• [GIVEN INSTRUCTION]
Below is a listing to write out in full, exactly as given, without its pictures.

• [DATASET EXCERPTS]
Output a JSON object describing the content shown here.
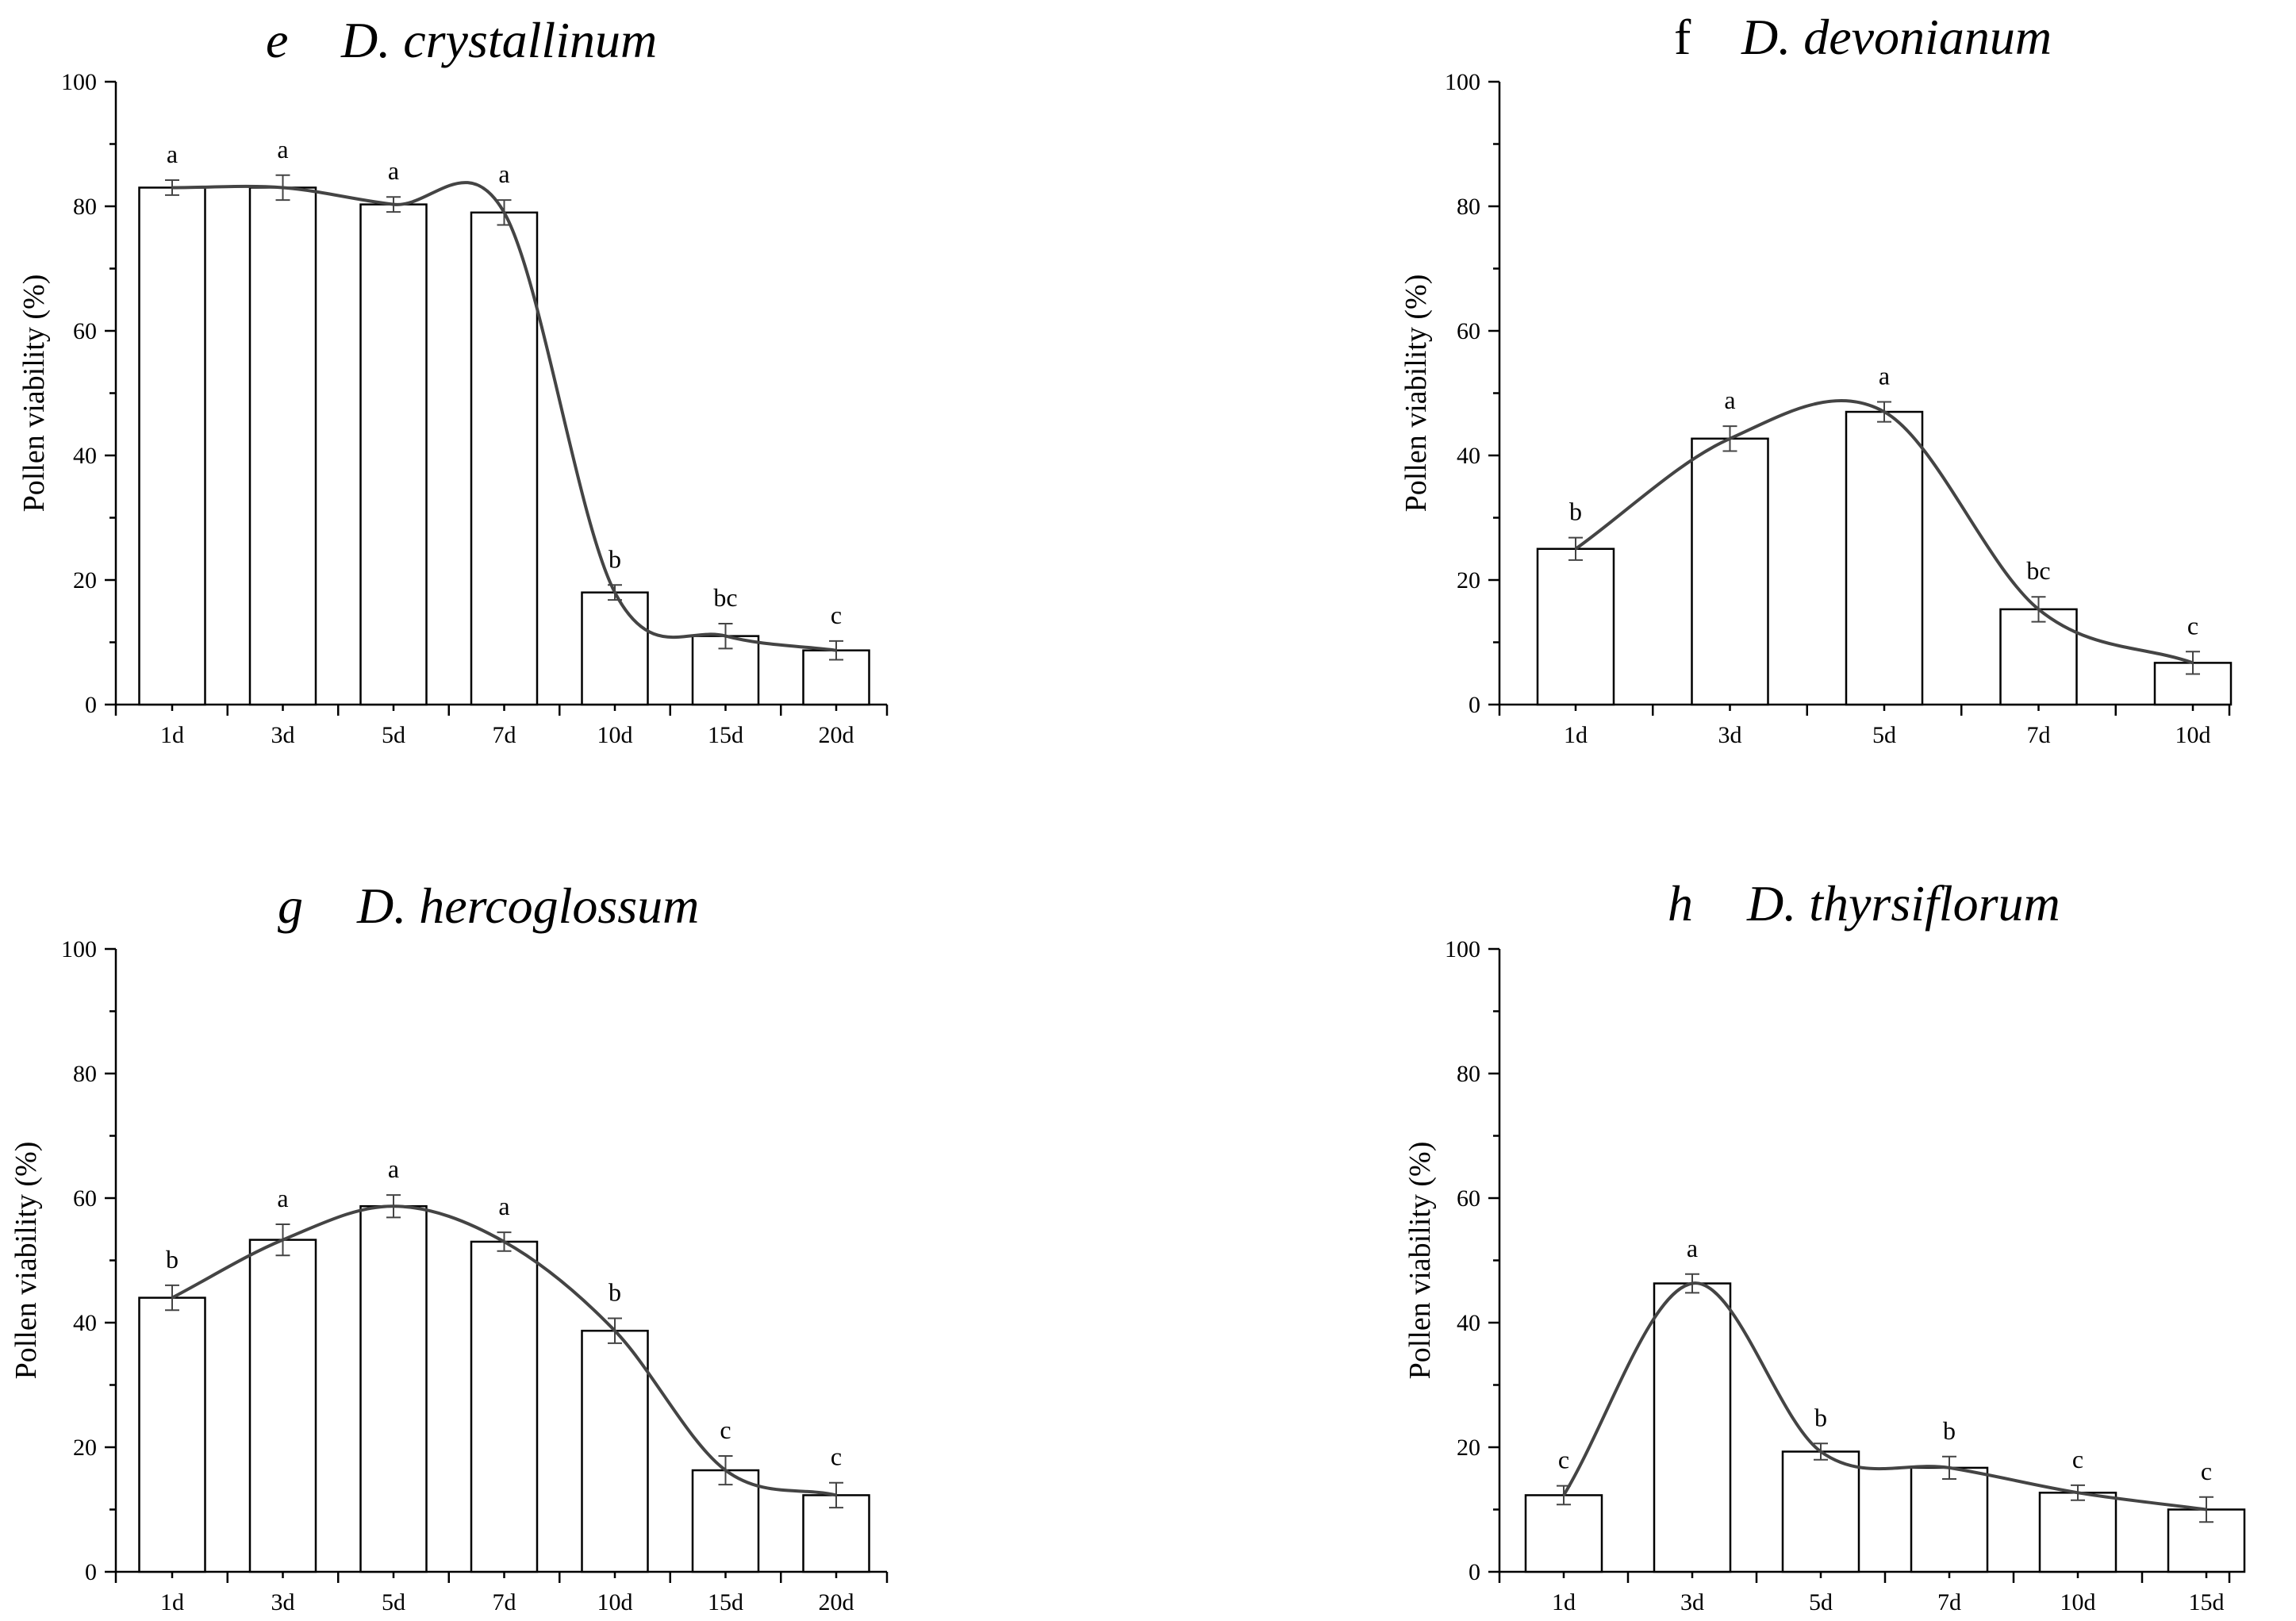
{
  "chart_data": [
    {
      "type": "bar",
      "panel_letter": "e",
      "species": "D. crystallinum",
      "letter_italic": true,
      "ylabel": "Pollen viability (%)",
      "ylim": [
        0,
        100
      ],
      "yticks": [
        "0",
        "20",
        "40",
        "60",
        "80",
        "100"
      ],
      "categories": [
        "1d",
        "3d",
        "5d",
        "7d",
        "10d",
        "15d",
        "20d"
      ],
      "values": [
        83,
        83,
        80.3,
        79,
        18,
        11,
        8.7
      ],
      "errors": [
        1.2,
        2,
        1.2,
        2,
        1.2,
        2,
        1.5
      ],
      "significance": [
        "a",
        "a",
        "a",
        "a",
        "b",
        "bc",
        "c"
      ],
      "trend_curve": "smooth fit through bar values"
    },
    {
      "type": "bar",
      "panel_letter": "f",
      "species": "D. devonianum",
      "letter_italic": false,
      "ylabel": "Pollen viability (%)",
      "ylim": [
        0,
        100
      ],
      "yticks": [
        "0",
        "20",
        "40",
        "60",
        "80",
        "100"
      ],
      "categories": [
        "1d",
        "3d",
        "5d",
        "7d",
        "10d"
      ],
      "values": [
        25,
        42.7,
        47,
        15.3,
        6.7
      ],
      "errors": [
        1.8,
        2,
        1.6,
        2,
        1.8
      ],
      "significance": [
        "b",
        "a",
        "a",
        "bc",
        "c"
      ],
      "trend_curve": "smooth fit through bar values"
    },
    {
      "type": "bar",
      "panel_letter": "g",
      "species": "D. hercoglossum",
      "letter_italic": true,
      "ylabel": "Pollen viability (%)",
      "ylim": [
        0,
        100
      ],
      "yticks": [
        "0",
        "20",
        "40",
        "60",
        "80",
        "100"
      ],
      "categories": [
        "1d",
        "3d",
        "5d",
        "7d",
        "10d",
        "15d",
        "20d"
      ],
      "values": [
        44,
        53.3,
        58.7,
        53,
        38.7,
        16.3,
        12.3
      ],
      "errors": [
        2,
        2.5,
        1.8,
        1.5,
        2,
        2.3,
        2
      ],
      "significance": [
        "b",
        "a",
        "a",
        "a",
        "b",
        "c",
        "c"
      ],
      "trend_curve": "smooth fit through bar values"
    },
    {
      "type": "bar",
      "panel_letter": "h",
      "species": "D. thyrsiflorum",
      "letter_italic": true,
      "ylabel": "Pollen viability (%)",
      "ylim": [
        0,
        100
      ],
      "yticks": [
        "0",
        "20",
        "40",
        "60",
        "80",
        "100"
      ],
      "categories": [
        "1d",
        "3d",
        "5d",
        "7d",
        "10d",
        "15d"
      ],
      "values": [
        12.3,
        46.3,
        19.3,
        16.7,
        12.7,
        10
      ],
      "errors": [
        1.5,
        1.5,
        1.3,
        1.8,
        1.2,
        2
      ],
      "significance": [
        "c",
        "a",
        "b",
        "b",
        "c",
        "c"
      ],
      "trend_curve": "smooth fit through bar values"
    }
  ]
}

• [RESULT OF THIS EXERCISE]
Output a JSON object describing the content shown here.
{
  "chart_data": [
    {
      "type": "bar",
      "panel_letter": "e",
      "species": "D. crystallinum",
      "letter_italic": true,
      "ylabel": "Pollen viability (%)",
      "ylim": [
        0,
        100
      ],
      "yticks": [
        "0",
        "20",
        "40",
        "60",
        "80",
        "100"
      ],
      "categories": [
        "1d",
        "3d",
        "5d",
        "7d",
        "10d",
        "15d",
        "20d"
      ],
      "values": [
        83,
        83,
        80.3,
        79,
        18,
        11,
        8.7
      ],
      "errors": [
        1.2,
        2,
        1.2,
        2,
        1.2,
        2,
        1.5
      ],
      "significance": [
        "a",
        "a",
        "a",
        "a",
        "b",
        "bc",
        "c"
      ],
      "trend_curve": "smooth fit through bar values"
    },
    {
      "type": "bar",
      "panel_letter": "f",
      "species": "D. devonianum",
      "letter_italic": false,
      "ylabel": "Pollen viability (%)",
      "ylim": [
        0,
        100
      ],
      "yticks": [
        "0",
        "20",
        "40",
        "60",
        "80",
        "100"
      ],
      "categories": [
        "1d",
        "3d",
        "5d",
        "7d",
        "10d"
      ],
      "values": [
        25,
        42.7,
        47,
        15.3,
        6.7
      ],
      "errors": [
        1.8,
        2,
        1.6,
        2,
        1.8
      ],
      "significance": [
        "b",
        "a",
        "a",
        "bc",
        "c"
      ],
      "trend_curve": "smooth fit through bar values"
    },
    {
      "type": "bar",
      "panel_letter": "g",
      "species": "D. hercoglossum",
      "letter_italic": true,
      "ylabel": "Pollen viability (%)",
      "ylim": [
        0,
        100
      ],
      "yticks": [
        "0",
        "20",
        "40",
        "60",
        "80",
        "100"
      ],
      "categories": [
        "1d",
        "3d",
        "5d",
        "7d",
        "10d",
        "15d",
        "20d"
      ],
      "values": [
        44,
        53.3,
        58.7,
        53,
        38.7,
        16.3,
        12.3
      ],
      "errors": [
        2,
        2.5,
        1.8,
        1.5,
        2,
        2.3,
        2
      ],
      "significance": [
        "b",
        "a",
        "a",
        "a",
        "b",
        "c",
        "c"
      ],
      "trend_curve": "smooth fit through bar values"
    },
    {
      "type": "bar",
      "panel_letter": "h",
      "species": "D. thyrsiflorum",
      "letter_italic": true,
      "ylabel": "Pollen viability (%)",
      "ylim": [
        0,
        100
      ],
      "yticks": [
        "0",
        "20",
        "40",
        "60",
        "80",
        "100"
      ],
      "categories": [
        "1d",
        "3d",
        "5d",
        "7d",
        "10d",
        "15d"
      ],
      "values": [
        12.3,
        46.3,
        19.3,
        16.7,
        12.7,
        10
      ],
      "errors": [
        1.5,
        1.5,
        1.3,
        1.8,
        1.2,
        2
      ],
      "significance": [
        "c",
        "a",
        "b",
        "b",
        "c",
        "c"
      ],
      "trend_curve": "smooth fit through bar values"
    }
  ]
}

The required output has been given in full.